**EXERCISE:**
Show every line below where "data" can be found.

[Begin]

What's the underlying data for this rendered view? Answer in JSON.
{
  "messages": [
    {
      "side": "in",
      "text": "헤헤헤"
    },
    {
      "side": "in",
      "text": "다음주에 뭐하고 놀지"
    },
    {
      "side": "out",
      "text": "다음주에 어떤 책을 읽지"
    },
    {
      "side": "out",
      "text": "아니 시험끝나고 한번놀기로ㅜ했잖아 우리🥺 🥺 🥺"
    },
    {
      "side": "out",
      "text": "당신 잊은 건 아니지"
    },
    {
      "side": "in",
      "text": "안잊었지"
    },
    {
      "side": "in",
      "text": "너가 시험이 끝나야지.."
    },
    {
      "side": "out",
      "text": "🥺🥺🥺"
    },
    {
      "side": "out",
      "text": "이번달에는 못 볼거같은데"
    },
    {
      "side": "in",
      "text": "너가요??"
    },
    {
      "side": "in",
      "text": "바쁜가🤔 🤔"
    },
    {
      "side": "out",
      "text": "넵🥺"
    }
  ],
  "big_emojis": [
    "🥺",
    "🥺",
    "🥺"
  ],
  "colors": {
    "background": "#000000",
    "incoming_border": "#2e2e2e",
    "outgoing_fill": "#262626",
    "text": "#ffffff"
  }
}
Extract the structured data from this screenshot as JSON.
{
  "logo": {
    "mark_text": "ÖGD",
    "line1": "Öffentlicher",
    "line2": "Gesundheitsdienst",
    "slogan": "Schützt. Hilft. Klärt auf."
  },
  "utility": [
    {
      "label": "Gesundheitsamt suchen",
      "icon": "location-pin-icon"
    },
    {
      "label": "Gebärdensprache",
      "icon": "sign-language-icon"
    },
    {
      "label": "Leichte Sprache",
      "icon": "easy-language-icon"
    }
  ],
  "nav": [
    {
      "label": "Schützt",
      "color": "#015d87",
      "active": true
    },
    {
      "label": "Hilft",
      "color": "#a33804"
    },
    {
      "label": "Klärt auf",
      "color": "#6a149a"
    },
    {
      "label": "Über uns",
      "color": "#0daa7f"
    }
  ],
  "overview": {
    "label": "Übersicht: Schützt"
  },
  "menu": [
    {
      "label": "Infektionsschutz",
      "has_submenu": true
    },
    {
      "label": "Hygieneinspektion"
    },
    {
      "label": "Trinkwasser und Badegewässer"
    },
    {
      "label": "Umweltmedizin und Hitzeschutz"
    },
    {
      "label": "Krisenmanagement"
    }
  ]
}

[End]

**SOLVED PROBLEM:**
What's the underlying data for this rendered view? Answer in JSON.
Extract the structured data from this screenshot as JSON.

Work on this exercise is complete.